# What you have to do
Copy the passage on living with Addison's starting at "I have watched" and ending at "pressure had dropped.", renaming "seat" to "chair".

One thing we have found out is that “Stress” is different for everyone.  Derek finds it stressful getting to work in the morning.  Since he has had a Taxi to work, he is feeling a lot better.

He also finds meetings where he is not the person with the knowledge and experience, can be extremely stressful.  When he is in a meeting at work, or with a client discussing their needs for individualised versions of  his Security software, he is in control, he knows what he is talking about, so he does not get as stressed and can normally manage such meetings without “stress dosing”.

When he is in a meeting with  someone where they “have the upper hand”, or they are controlling the meeting, it is a lot more stressful.  A Job interview, a phone call to make a complaint as a consumer etc, are all stress triggers for him and he needs to Stress Dose.  Others find just dealing with their Dr causes high stress levels.

We have also found that the standard “You are this height, take this dose” also doesn’t fit everyone.  In fact, it’s a shame the Dr’s don’t realise it doesn’t fit anyone.  There is no consideration for what you do for a living, what your home life is like, what other medical conditions you may have that your body is working hard to control.

And then, just for the heck of it.  Something happens (like you get older) and you have to change the amount you take because your circumstances have changed.  You no longer have to get yourself to work, your have moved into a house with no garden work to do, you get a pay rise so can get a house keeper, your kids leave home (one day please).  Any thing can change your routine to a point where you need to take extra, or, if you are lucky, can reduce what you take routinely.

Addison’s, like many, is a hidden condition. You don’t know someone has got it unless they tell you, or they collapse in front of you.  On a good day, they look “Normal”, on a rough day, they look tired, on a bad day you don’t see them because they haven’t got out of bed.

The only time you would notice it is if they are in a stressful situation or they have overdone things and they start to “crash” in front of you as their cortisol levels drop, their blood pressure drops, their ability to “function” drops.

I have watched this happen with Derek recently.  He was fine, talking, thinking, interacting, with life and zeal.  I turned to look at him and I could see him going down in front of me.  His speech had slowed, his eyes were a little sunken, he looked like he had been through the mill.  He decided to get up from his seat to get some more HC and found it hard to stand.  His blood pressure had dropped.

# Record set
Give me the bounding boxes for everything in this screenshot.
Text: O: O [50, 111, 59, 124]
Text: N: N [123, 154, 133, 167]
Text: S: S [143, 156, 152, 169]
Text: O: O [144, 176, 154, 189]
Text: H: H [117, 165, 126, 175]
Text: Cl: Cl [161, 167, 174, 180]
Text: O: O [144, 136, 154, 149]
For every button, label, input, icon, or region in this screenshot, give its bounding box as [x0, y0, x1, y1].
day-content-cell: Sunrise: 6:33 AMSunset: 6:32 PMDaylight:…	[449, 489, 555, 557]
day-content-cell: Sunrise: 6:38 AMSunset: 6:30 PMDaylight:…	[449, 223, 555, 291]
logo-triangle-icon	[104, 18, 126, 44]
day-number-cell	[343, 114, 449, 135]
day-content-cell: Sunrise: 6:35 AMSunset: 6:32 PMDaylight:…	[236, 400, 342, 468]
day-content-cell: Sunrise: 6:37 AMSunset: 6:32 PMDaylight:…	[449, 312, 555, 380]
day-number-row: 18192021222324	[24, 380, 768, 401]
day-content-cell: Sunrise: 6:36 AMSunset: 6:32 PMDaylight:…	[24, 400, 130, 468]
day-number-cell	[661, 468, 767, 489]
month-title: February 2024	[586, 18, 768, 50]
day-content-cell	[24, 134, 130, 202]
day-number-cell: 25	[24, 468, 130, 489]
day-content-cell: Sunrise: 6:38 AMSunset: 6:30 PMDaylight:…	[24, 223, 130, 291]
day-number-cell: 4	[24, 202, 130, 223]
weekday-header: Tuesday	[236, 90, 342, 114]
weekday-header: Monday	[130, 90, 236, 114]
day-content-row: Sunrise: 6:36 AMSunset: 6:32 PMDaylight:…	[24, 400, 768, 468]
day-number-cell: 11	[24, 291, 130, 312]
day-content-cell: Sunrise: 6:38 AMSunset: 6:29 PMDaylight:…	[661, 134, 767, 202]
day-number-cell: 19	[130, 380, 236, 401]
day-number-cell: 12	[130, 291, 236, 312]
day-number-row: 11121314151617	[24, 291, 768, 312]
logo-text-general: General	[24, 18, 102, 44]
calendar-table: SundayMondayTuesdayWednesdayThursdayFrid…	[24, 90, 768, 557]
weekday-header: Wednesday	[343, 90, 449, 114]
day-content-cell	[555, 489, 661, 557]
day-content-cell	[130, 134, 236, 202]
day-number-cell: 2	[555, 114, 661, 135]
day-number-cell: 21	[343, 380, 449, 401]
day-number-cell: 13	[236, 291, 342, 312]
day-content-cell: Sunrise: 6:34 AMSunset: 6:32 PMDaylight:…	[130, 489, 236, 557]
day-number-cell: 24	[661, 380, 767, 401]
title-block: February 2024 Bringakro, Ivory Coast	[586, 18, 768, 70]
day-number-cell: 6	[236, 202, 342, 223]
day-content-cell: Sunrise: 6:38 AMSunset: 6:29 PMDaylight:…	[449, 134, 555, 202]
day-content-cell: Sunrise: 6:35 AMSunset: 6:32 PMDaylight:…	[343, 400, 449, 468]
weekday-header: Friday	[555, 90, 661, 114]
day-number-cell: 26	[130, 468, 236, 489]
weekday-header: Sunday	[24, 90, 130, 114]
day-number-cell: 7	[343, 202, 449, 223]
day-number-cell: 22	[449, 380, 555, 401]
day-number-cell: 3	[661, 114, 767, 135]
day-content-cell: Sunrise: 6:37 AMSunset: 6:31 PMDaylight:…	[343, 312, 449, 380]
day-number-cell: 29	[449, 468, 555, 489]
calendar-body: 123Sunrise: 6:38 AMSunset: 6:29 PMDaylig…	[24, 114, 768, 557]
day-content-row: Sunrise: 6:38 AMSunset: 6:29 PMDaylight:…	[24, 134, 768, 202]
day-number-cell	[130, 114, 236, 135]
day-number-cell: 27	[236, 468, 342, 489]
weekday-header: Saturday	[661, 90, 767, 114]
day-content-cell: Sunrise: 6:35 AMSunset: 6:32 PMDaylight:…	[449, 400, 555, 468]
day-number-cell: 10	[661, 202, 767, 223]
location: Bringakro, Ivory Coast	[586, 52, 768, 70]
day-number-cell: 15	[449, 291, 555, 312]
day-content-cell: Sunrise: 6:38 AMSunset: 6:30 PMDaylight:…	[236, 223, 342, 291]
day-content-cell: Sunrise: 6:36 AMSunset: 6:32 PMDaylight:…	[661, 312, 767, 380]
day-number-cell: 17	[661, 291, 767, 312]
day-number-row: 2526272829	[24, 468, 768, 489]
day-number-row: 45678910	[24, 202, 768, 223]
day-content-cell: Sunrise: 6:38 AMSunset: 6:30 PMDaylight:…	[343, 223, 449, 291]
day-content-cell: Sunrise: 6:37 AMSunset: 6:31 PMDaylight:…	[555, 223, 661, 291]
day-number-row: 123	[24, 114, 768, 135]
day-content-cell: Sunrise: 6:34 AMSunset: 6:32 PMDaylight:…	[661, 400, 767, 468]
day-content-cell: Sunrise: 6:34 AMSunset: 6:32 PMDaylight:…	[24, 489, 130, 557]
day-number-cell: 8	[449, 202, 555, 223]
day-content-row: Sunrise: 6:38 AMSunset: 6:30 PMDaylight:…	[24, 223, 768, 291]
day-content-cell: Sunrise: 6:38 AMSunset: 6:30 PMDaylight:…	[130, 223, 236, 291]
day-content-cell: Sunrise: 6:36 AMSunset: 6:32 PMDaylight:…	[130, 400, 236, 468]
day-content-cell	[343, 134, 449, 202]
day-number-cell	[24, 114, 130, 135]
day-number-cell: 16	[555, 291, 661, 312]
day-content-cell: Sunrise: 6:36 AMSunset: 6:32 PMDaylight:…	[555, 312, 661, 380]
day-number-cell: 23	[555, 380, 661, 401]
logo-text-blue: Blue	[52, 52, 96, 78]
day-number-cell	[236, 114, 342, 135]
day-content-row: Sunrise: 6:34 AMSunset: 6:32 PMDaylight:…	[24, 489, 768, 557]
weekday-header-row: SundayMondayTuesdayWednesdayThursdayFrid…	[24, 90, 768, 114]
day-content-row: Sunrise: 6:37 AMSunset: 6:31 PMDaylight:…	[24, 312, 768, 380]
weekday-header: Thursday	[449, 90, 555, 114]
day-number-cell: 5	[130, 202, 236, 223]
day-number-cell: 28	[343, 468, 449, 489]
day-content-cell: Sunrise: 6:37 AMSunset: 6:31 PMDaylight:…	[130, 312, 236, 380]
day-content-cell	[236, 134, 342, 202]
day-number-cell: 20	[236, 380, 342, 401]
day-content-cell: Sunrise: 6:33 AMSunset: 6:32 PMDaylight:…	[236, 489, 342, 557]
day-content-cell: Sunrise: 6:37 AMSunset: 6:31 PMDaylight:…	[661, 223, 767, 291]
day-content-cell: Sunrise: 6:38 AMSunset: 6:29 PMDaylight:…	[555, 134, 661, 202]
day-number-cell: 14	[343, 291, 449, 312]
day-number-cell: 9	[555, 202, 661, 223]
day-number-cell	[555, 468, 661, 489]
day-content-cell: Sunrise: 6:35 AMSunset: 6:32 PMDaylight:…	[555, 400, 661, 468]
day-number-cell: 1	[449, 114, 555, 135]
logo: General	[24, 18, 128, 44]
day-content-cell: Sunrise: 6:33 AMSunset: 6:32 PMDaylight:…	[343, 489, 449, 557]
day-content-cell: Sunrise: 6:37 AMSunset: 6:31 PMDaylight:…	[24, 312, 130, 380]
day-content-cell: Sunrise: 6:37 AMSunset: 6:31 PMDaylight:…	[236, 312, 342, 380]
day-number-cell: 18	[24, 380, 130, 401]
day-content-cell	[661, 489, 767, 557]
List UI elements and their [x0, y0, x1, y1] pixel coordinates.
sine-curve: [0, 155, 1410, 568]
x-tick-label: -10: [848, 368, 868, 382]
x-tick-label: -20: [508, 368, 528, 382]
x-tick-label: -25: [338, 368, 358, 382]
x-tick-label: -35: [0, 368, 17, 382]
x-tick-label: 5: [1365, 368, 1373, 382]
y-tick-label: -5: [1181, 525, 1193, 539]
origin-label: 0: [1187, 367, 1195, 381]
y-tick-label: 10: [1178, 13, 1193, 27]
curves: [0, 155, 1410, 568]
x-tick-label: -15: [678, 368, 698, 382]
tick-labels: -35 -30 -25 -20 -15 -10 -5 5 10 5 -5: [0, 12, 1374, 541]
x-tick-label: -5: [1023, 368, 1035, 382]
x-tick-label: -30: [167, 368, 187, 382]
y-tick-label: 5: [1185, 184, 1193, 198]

# Exercise result
I have watched this happen with Derek recently.  He was fine, talking, thinking, interacting, with life and zeal.  I turned to look at him and I could see him going down in front of me.  His speech had slowed, his eyes were a little sunken, he looked like he had been through the mill.  He decided to get up from his chair to get some more HC and found it hard to stand.  His blood pressure had dropped.